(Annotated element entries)
□ □ □ □ □ □ □
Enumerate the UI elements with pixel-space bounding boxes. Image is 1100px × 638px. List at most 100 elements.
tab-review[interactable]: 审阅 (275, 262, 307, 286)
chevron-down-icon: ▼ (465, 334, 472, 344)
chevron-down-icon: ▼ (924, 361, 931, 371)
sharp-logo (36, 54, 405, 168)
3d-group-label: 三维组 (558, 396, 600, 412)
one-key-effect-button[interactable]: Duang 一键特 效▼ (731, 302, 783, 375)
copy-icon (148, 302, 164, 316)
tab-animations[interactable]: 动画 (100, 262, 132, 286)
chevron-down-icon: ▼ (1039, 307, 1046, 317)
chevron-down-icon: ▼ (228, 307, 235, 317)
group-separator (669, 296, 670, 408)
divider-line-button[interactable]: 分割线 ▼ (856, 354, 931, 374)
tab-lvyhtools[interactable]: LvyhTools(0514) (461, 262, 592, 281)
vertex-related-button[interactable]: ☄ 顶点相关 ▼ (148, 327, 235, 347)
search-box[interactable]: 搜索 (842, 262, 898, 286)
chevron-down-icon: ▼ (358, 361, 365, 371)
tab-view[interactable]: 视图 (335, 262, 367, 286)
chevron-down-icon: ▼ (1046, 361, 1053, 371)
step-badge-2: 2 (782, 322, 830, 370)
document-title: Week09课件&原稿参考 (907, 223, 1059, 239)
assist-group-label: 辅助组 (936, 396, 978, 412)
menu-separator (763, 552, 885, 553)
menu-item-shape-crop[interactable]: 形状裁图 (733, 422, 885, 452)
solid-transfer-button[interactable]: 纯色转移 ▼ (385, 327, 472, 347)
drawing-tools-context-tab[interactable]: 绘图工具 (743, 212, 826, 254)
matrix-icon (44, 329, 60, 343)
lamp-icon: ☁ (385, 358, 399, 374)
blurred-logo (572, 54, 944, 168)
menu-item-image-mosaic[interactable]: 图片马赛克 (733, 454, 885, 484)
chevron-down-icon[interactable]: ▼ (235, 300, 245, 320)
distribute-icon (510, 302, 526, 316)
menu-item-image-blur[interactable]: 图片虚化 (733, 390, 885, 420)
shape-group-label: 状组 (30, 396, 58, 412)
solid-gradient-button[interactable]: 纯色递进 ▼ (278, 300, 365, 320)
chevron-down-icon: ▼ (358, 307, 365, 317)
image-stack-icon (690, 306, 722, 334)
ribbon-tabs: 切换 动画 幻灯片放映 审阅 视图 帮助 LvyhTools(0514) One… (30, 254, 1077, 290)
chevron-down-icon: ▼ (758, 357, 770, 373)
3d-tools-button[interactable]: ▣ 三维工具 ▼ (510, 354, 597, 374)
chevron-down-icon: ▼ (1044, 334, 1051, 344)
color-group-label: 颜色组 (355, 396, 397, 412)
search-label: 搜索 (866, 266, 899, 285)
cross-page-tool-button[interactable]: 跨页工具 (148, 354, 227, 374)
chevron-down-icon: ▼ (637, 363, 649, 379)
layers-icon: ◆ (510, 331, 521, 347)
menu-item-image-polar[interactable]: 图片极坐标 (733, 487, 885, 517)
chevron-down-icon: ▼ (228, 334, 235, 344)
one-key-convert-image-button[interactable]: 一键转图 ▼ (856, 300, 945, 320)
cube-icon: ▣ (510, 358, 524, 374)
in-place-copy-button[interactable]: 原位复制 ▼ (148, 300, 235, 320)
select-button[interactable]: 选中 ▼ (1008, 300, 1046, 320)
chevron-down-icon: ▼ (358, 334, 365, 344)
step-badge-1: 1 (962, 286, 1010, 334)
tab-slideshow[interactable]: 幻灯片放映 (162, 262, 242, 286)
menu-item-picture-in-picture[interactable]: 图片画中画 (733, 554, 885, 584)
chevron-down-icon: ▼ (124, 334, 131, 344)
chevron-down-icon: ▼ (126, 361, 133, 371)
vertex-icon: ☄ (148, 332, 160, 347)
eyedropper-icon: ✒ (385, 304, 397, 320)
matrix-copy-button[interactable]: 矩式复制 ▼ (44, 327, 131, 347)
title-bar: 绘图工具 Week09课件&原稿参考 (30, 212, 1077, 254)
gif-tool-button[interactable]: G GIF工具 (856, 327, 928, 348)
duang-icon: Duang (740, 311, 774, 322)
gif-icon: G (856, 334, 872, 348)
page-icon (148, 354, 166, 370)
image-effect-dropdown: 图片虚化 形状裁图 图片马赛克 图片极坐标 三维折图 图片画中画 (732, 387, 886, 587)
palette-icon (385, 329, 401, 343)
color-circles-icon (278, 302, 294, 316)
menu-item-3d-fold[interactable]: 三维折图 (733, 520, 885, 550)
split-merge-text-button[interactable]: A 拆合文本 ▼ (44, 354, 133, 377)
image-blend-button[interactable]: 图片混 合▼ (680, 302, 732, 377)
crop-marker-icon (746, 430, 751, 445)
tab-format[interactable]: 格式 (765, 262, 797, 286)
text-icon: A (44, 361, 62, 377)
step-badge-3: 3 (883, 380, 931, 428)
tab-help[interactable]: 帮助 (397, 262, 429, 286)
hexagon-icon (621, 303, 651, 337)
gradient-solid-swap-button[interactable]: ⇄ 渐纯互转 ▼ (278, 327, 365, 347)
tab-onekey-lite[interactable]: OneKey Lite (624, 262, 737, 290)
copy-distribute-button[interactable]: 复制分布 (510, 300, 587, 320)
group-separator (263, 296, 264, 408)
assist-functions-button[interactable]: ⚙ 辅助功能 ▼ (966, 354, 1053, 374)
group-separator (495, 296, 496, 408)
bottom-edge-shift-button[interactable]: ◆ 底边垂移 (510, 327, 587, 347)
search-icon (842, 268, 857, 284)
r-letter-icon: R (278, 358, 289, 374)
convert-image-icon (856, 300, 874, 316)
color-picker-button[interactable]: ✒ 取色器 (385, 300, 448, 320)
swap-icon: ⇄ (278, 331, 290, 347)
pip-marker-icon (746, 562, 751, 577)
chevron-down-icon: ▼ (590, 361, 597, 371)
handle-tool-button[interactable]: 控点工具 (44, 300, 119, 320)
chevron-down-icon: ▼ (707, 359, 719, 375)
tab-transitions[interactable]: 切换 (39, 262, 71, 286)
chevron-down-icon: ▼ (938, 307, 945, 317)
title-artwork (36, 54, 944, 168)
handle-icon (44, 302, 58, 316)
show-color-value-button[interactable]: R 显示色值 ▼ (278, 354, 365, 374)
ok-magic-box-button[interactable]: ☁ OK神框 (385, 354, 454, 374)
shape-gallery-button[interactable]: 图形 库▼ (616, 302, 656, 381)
□ □ □ □ □ □ □
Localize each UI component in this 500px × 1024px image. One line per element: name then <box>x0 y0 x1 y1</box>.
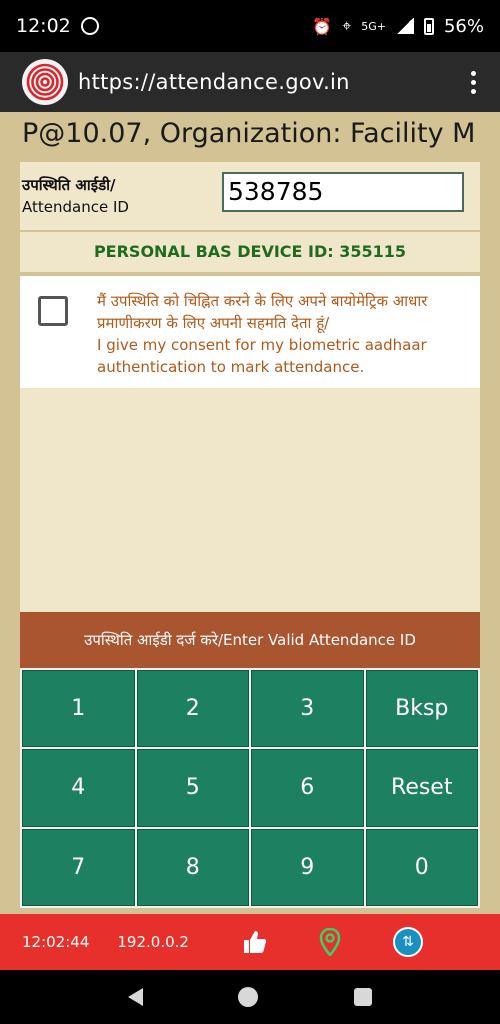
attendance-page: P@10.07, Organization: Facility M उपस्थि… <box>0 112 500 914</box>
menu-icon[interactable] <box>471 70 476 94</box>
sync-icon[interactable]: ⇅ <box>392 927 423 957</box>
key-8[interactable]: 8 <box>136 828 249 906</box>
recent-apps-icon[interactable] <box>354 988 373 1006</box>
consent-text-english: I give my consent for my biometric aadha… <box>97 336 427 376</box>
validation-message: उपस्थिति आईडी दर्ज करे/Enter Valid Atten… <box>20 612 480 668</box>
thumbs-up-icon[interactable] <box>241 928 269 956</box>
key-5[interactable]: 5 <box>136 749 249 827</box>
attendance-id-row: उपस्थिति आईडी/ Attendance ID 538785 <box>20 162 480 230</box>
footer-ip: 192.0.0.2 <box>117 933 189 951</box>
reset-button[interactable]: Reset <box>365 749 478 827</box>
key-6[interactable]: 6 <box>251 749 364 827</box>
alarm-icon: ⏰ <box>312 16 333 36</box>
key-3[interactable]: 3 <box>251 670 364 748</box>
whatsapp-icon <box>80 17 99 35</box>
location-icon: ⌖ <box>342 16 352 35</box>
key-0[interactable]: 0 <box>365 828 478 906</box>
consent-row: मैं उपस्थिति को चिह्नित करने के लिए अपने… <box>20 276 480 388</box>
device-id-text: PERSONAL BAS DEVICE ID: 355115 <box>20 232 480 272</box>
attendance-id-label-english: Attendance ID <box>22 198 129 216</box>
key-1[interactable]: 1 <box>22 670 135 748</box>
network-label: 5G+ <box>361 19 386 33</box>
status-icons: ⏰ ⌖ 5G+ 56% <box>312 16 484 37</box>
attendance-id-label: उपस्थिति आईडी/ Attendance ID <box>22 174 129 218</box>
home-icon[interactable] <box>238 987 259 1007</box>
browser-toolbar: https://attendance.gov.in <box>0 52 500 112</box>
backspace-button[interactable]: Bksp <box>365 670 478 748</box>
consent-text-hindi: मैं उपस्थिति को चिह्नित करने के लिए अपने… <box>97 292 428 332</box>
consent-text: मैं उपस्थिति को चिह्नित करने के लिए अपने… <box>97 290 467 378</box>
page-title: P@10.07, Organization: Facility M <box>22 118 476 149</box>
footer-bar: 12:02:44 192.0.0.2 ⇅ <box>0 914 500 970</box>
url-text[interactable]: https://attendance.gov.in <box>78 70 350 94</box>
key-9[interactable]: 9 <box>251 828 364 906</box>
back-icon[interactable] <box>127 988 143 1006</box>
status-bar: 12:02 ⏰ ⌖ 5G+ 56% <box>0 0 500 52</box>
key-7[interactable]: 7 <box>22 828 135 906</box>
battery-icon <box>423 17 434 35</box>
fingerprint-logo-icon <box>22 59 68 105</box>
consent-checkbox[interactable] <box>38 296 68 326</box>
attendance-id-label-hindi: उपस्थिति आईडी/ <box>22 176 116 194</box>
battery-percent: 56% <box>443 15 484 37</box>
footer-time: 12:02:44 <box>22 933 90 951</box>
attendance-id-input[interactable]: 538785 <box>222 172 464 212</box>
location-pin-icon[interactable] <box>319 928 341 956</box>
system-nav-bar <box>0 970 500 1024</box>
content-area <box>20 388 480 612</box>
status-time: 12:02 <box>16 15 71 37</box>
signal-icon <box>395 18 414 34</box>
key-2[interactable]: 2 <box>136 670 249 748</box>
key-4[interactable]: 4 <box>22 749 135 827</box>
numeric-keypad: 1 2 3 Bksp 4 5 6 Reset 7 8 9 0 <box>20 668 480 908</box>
□ □ □ □ □ □ □
=== AIM ===
Please locate every line in the entries above that contains the string "item", matching case exactly, and copy each of those lines.

=== THE REPLY ===
menu-item-shape-crop[interactable]: 形状裁图 (733, 422, 885, 452)
menu-item-image-mosaic[interactable]: 图片马赛克 (733, 454, 885, 484)
menu-item-image-blur[interactable]: 图片虚化 (733, 390, 885, 420)
menu-item-image-polar[interactable]: 图片极坐标 (733, 487, 885, 517)
menu-item-picture-in-picture[interactable]: 图片画中画 (733, 554, 885, 584)
menu-item-3d-fold[interactable]: 三维折图 (733, 520, 885, 550)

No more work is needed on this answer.